◆ **Brief**:
Each line containing the word "this" must be collected.

[Records from a data collection]
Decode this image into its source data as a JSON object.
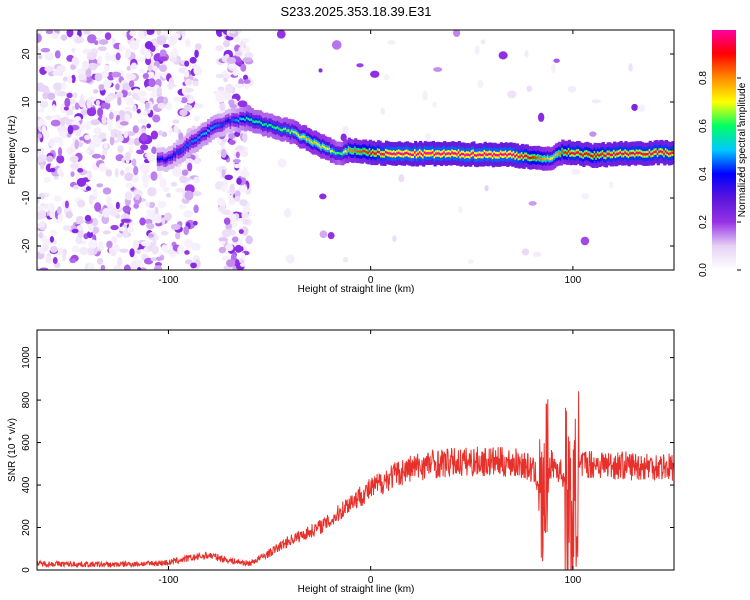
{
  "title": "S233.2025.353.18.39.E31",
  "chart_data": [
    {
      "type": "heatmap",
      "xlabel": "Height of straight line (km)",
      "ylabel": "Frequency (Hz)",
      "xlim": [
        -165,
        150
      ],
      "ylim": [
        -25,
        25
      ],
      "xticks": [
        -100,
        0,
        100
      ],
      "yticks": [
        -20,
        -10,
        0,
        10,
        20
      ],
      "colorbar": {
        "label": "Normalized spectral amplitude",
        "range": [
          0,
          1
        ],
        "ticks": [
          0.0,
          0.2,
          0.4,
          0.6,
          0.8
        ],
        "colors": [
          "#ffffff",
          "#e6d2f5",
          "#9632e6",
          "#5a14dc",
          "#0000ff",
          "#00c8ff",
          "#00ff64",
          "#ffff00",
          "#ff8c00",
          "#ff0000",
          "#ff00a0"
        ]
      },
      "ridge": {
        "x": [
          -100,
          -90,
          -80,
          -70,
          -60,
          -50,
          -40,
          -30,
          -20,
          -15,
          -10,
          0,
          10,
          40,
          70,
          80,
          85,
          90,
          95,
          100,
          110,
          120,
          150
        ],
        "freq": [
          -2,
          1,
          4,
          6,
          6.5,
          5,
          4,
          2,
          0,
          -1,
          0,
          -0.5,
          -0.8,
          -0.8,
          -1,
          -1.5,
          -2,
          -1.5,
          -0.5,
          -0.5,
          -1.2,
          -0.8,
          -0.5
        ],
        "amp": [
          0.4,
          0.45,
          0.5,
          0.4,
          0.6,
          0.6,
          0.65,
          0.75,
          0.7,
          0.6,
          0.8,
          0.9,
          1.0,
          1.0,
          1.0,
          0.9,
          0.8,
          0.7,
          0.85,
          0.95,
          0.9,
          0.95,
          0.95
        ]
      }
    },
    {
      "type": "line",
      "xlabel": "Height of straight line (km)",
      "ylabel": "SNR (10 * v/v)",
      "xlim": [
        -165,
        150
      ],
      "ylim": [
        0,
        1130
      ],
      "xticks": [
        -100,
        0,
        100
      ],
      "yticks": [
        0,
        200,
        400,
        600,
        800,
        1000
      ],
      "color": "#e8302a",
      "series": [
        {
          "name": "SNR",
          "x": [
            -165,
            -130,
            -110,
            -100,
            -90,
            -80,
            -70,
            -60,
            -50,
            -40,
            -30,
            -20,
            -10,
            0,
            10,
            20,
            30,
            40,
            50,
            60,
            70,
            75,
            80,
            83,
            85,
            87,
            90,
            95,
            98,
            100,
            102,
            105,
            110,
            120,
            130,
            140,
            150
          ],
          "y": [
            30,
            25,
            30,
            35,
            55,
            70,
            45,
            30,
            80,
            140,
            180,
            230,
            320,
            380,
            440,
            480,
            500,
            505,
            510,
            510,
            505,
            500,
            470,
            420,
            250,
            480,
            500,
            450,
            300,
            150,
            450,
            500,
            500,
            495,
            490,
            490,
            485
          ]
        }
      ]
    }
  ]
}
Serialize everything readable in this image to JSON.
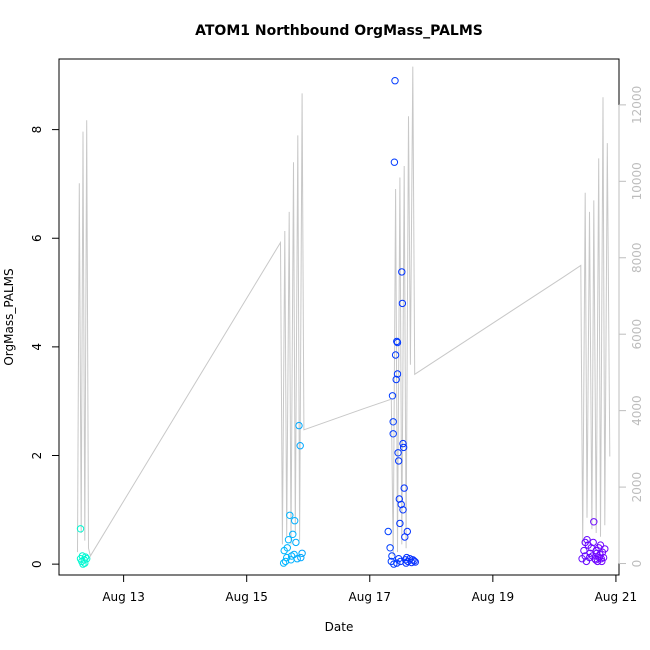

◆ **Written response**:
Decode this image into its source data as a JSON object.
Serialize everything readable in this image to JSON.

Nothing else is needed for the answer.